◆ **WHAT YOU WILL DO**:
Find each line holding "JSON" and copy it out.

◆ **PROVIDED INFORMATION**:

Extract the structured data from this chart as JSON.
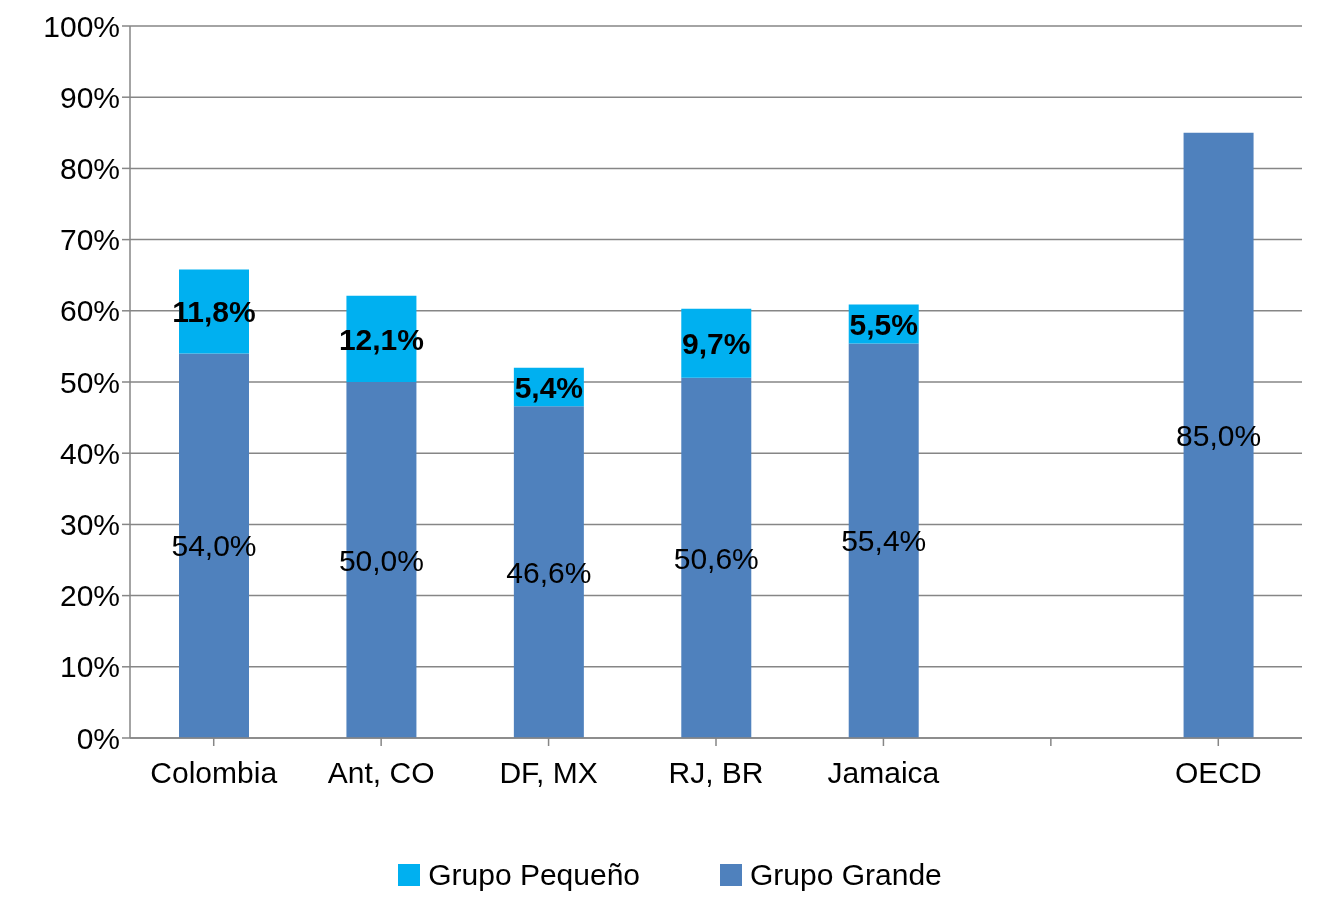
{
  "chart_data": {
    "type": "bar",
    "stacked": true,
    "categories": [
      "Colombia",
      "Ant, CO",
      "DF, MX",
      "RJ, BR",
      "Jamaica",
      null,
      "OECD"
    ],
    "series": [
      {
        "name": "Grupo Grande",
        "color": "#4f81bd",
        "values": [
          54.0,
          50.0,
          46.6,
          50.6,
          55.4,
          null,
          85.0
        ],
        "value_labels": [
          "54,0%",
          "50,0%",
          "46,6%",
          "50,6%",
          "55,4%",
          null,
          "85,0%"
        ]
      },
      {
        "name": "Grupo Pequeño",
        "color": "#00b0f0",
        "values": [
          11.8,
          12.1,
          5.4,
          9.7,
          5.5,
          null,
          null
        ],
        "value_labels": [
          "11,8%",
          "12,1%",
          "5,4%",
          "9,7%",
          "5,5%",
          null,
          null
        ]
      }
    ],
    "ylim": [
      0,
      100
    ],
    "yticks": [
      {
        "value": 0,
        "label": "0%"
      },
      {
        "value": 10,
        "label": "10%"
      },
      {
        "value": 20,
        "label": "20%"
      },
      {
        "value": 30,
        "label": "30%"
      },
      {
        "value": 40,
        "label": "40%"
      },
      {
        "value": 50,
        "label": "50%"
      },
      {
        "value": 60,
        "label": "60%"
      },
      {
        "value": 70,
        "label": "70%"
      },
      {
        "value": 80,
        "label": "80%"
      },
      {
        "value": 90,
        "label": "90%"
      },
      {
        "value": 100,
        "label": "100%"
      }
    ],
    "grid": "y",
    "legend": "bottom"
  }
}
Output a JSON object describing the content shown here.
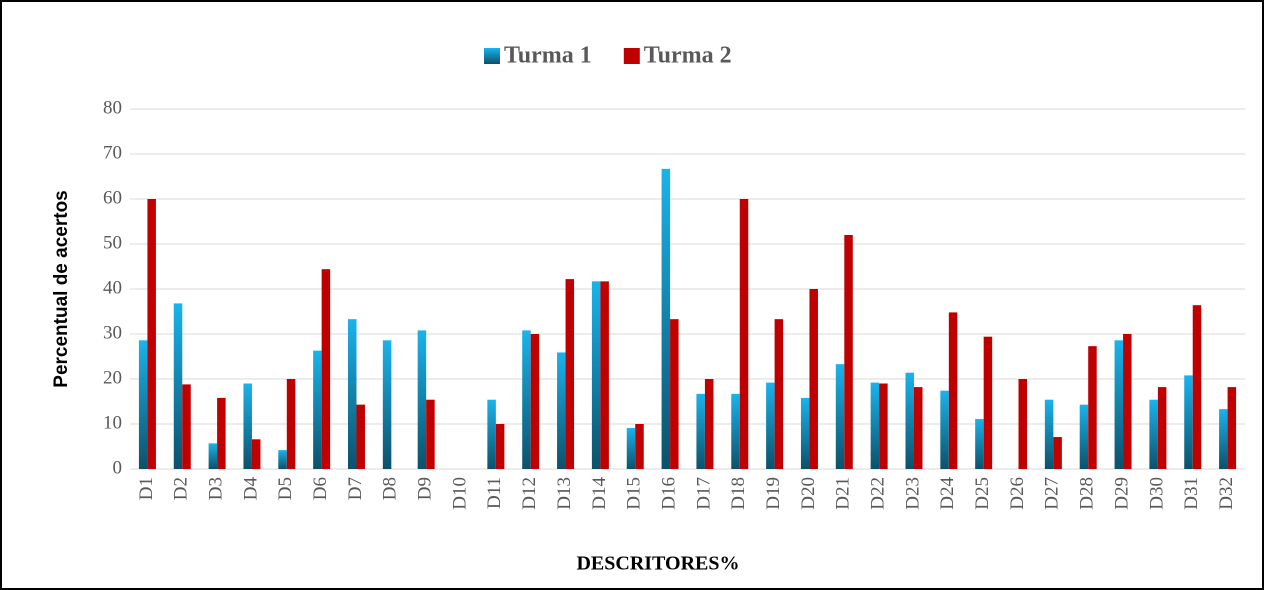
{
  "chart_data": {
    "type": "bar",
    "x_label": "DESCRITORES%",
    "y_label": "Percentual de acertos",
    "categories": [
      "D1",
      "D2",
      "D3",
      "D4",
      "D5",
      "D6",
      "D7",
      "D8",
      "D9",
      "D10",
      "D11",
      "D12",
      "D13",
      "D14",
      "D15",
      "D16",
      "D17",
      "D18",
      "D19",
      "D20",
      "D21",
      "D22",
      "D23",
      "D24",
      "D25",
      "D26",
      "D27",
      "D28",
      "D29",
      "D30",
      "D31",
      "D32"
    ],
    "series": [
      {
        "name": "Turma 1",
        "color": "#1ab3ec",
        "values": [
          28.6,
          36.8,
          5.7,
          19.0,
          4.2,
          26.3,
          33.3,
          28.6,
          30.8,
          0,
          15.4,
          30.8,
          25.9,
          41.7,
          9.1,
          66.7,
          16.7,
          16.7,
          19.2,
          15.8,
          23.3,
          19.2,
          21.4,
          17.4,
          11.1,
          0,
          15.4,
          14.3,
          28.6,
          15.4,
          20.8,
          13.3
        ]
      },
      {
        "name": "Turma 2",
        "color": "#c00000",
        "values": [
          60,
          18.8,
          15.8,
          6.6,
          20,
          44.4,
          14.3,
          0,
          15.4,
          0,
          10,
          30,
          42.2,
          41.7,
          10,
          33.3,
          20,
          60,
          33.3,
          40,
          52,
          19,
          18.2,
          34.8,
          29.4,
          20,
          7.1,
          27.3,
          30,
          18.2,
          36.4,
          18.2
        ]
      }
    ],
    "ylim": [
      0,
      80
    ],
    "yticks": [
      0,
      10,
      20,
      30,
      40,
      50,
      60,
      70,
      80
    ],
    "grid": true,
    "legend": "top"
  }
}
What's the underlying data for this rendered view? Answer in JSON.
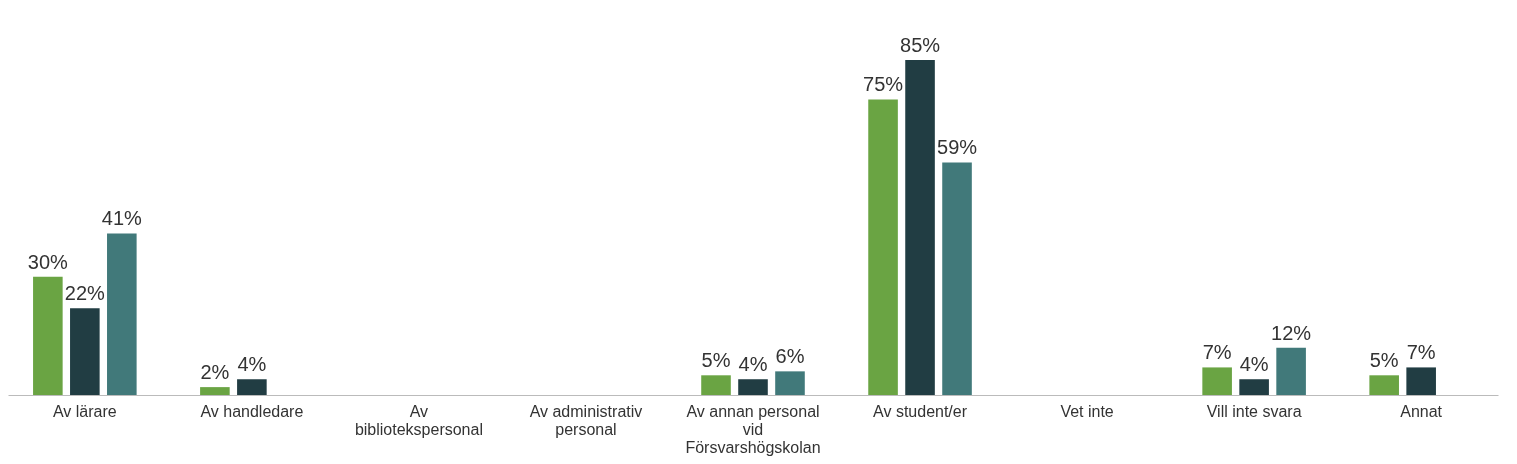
{
  "chart_data": {
    "type": "bar",
    "categories": [
      "Av lärare",
      "Av handledare",
      "Av bibliotekspersonal",
      "Av administrativ personal",
      "Av annan personal vid Försvarshögskolan",
      "Av student/er",
      "Vet inte",
      "Vill inte svara",
      "Annat"
    ],
    "series": [
      {
        "color": "#6aa443",
        "values": [
          30,
          2,
          null,
          null,
          5,
          75,
          null,
          7,
          5
        ],
        "value_labels": [
          "30%",
          "2%",
          null,
          null,
          "5%",
          "75%",
          null,
          "7%",
          "5%"
        ]
      },
      {
        "color": "#213d43",
        "values": [
          22,
          4,
          null,
          null,
          4,
          85,
          null,
          4,
          7
        ],
        "value_labels": [
          "22%",
          "4%",
          null,
          null,
          "4%",
          "85%",
          null,
          "4%",
          "7%"
        ]
      },
      {
        "color": "#41797a",
        "values": [
          41,
          null,
          null,
          null,
          6,
          59,
          null,
          12,
          null
        ],
        "value_labels": [
          "41%",
          null,
          null,
          null,
          "6%",
          "59%",
          null,
          "12%",
          null
        ]
      }
    ],
    "grid": false,
    "legend": false,
    "tick_labels": "x"
  }
}
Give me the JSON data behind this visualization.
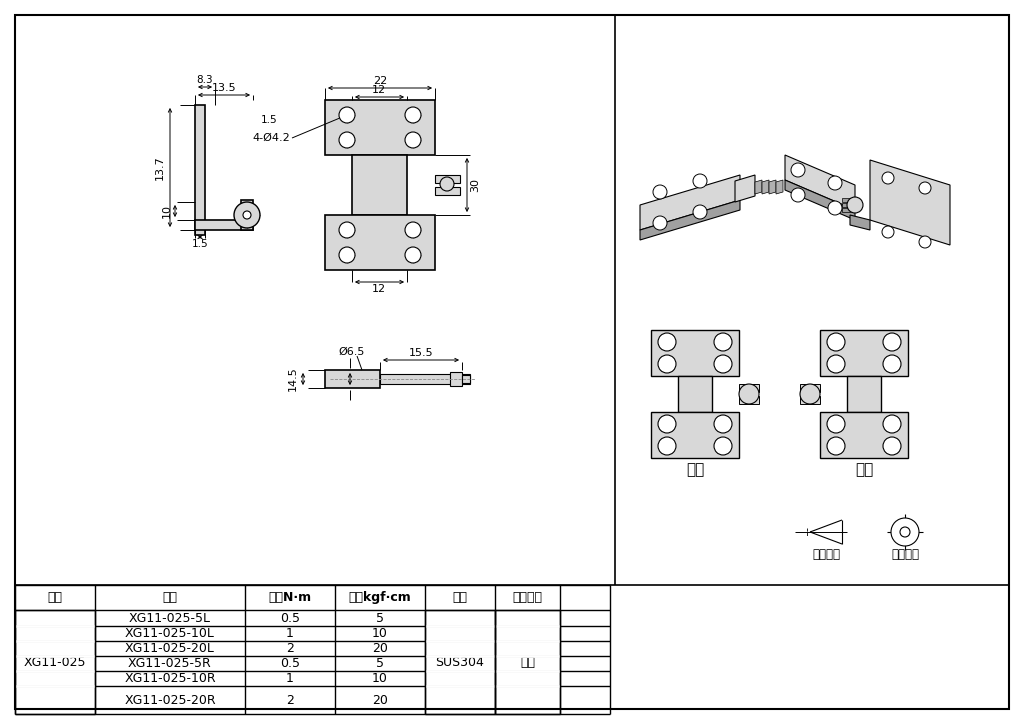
{
  "bg_color": "#ffffff",
  "line_color": "#000000",
  "gray_fill": "#c0c0c0",
  "light_gray": "#d8d8d8",
  "dark_gray": "#a0a0a0",
  "table_headers": [
    "代码",
    "货号",
    "扭矩N·m",
    "扭矩kgf·cm",
    "材质",
    "表面处理"
  ],
  "table_rows": [
    [
      "XG11-025-5L",
      "0.5",
      "5"
    ],
    [
      "XG11-025-10L",
      "1",
      "10"
    ],
    [
      "XG11-025-20L",
      "2",
      "20"
    ],
    [
      "XG11-025-5R",
      "0.5",
      "5"
    ],
    [
      "XG11-025-10R",
      "1",
      "10"
    ],
    [
      "XG11-025-20R",
      "2",
      "20"
    ]
  ],
  "merge_code": "XG11-025",
  "merge_material": "SUS304",
  "merge_surface": "震光",
  "left_label": "左用",
  "right_label": "右用",
  "view_std": "视图标准",
  "first_angle": "第一视角"
}
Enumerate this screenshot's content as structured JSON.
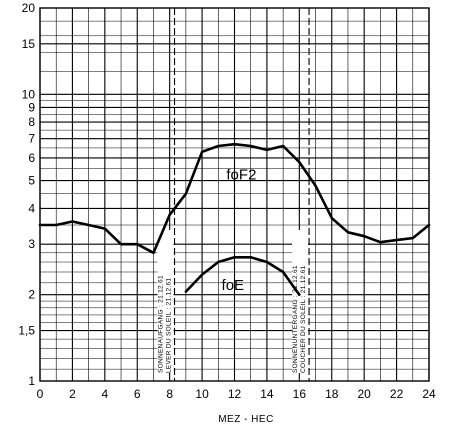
{
  "chart_data": {
    "type": "line",
    "title": "",
    "xlabel": "MEZ - HEC",
    "ylabel": "",
    "xlim": [
      0,
      24
    ],
    "ylim": [
      1,
      20
    ],
    "yscale": "log",
    "grid": true,
    "x_ticks": [
      0,
      2,
      4,
      6,
      8,
      10,
      12,
      14,
      16,
      18,
      20,
      22,
      24
    ],
    "x_tick_labels": [
      "0",
      "2",
      "4",
      "6",
      "8",
      "10",
      "12",
      "14",
      "16",
      "18",
      "20",
      "22",
      "24"
    ],
    "y_ticks": [
      1,
      1.5,
      2,
      3,
      4,
      5,
      6,
      7,
      8,
      9,
      10,
      15,
      20
    ],
    "y_tick_labels": [
      "1",
      "1,5",
      "2",
      "3",
      "4",
      "5",
      "6",
      "7",
      "8",
      "9",
      "10",
      "15",
      "20"
    ],
    "series": [
      {
        "name": "foF2",
        "x": [
          0,
          1,
          2,
          3,
          4,
          5,
          6,
          7,
          8,
          9,
          10,
          11,
          12,
          13,
          14,
          15,
          16,
          17,
          18,
          19,
          20,
          21,
          22,
          23,
          24
        ],
        "y": [
          3.5,
          3.5,
          3.6,
          3.5,
          3.4,
          3.0,
          3.0,
          2.8,
          3.8,
          4.5,
          6.3,
          6.6,
          6.7,
          6.6,
          6.4,
          6.6,
          5.8,
          4.8,
          3.7,
          3.3,
          3.2,
          3.05,
          3.1,
          3.15,
          3.5
        ]
      },
      {
        "name": "foE",
        "x": [
          9,
          10,
          11,
          12,
          13,
          14,
          15,
          16
        ],
        "y": [
          2.05,
          2.35,
          2.6,
          2.7,
          2.7,
          2.6,
          2.4,
          2.0
        ]
      }
    ],
    "vertical_lines": [
      {
        "x": 8.3,
        "label_lines": [
          "SONNENAUFGANG : 21.12.61",
          "LEVER DU SOLEIL : 21.12.61"
        ]
      },
      {
        "x": 16.6,
        "label_lines": [
          "SONNENUNTERGANG : 21.12.61",
          "COUCHER DU SOLEIL : 21.12.61"
        ]
      }
    ]
  }
}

◆ **TASK SOLUTION**:
Extract the structured data from this chart as JSON.
Output a JSON object describing the content shown here.
What's the underlying data for this rendered view? Answer in JSON.
Give me the JSON data behind this visualization.
Enumerate this screenshot's content as structured JSON.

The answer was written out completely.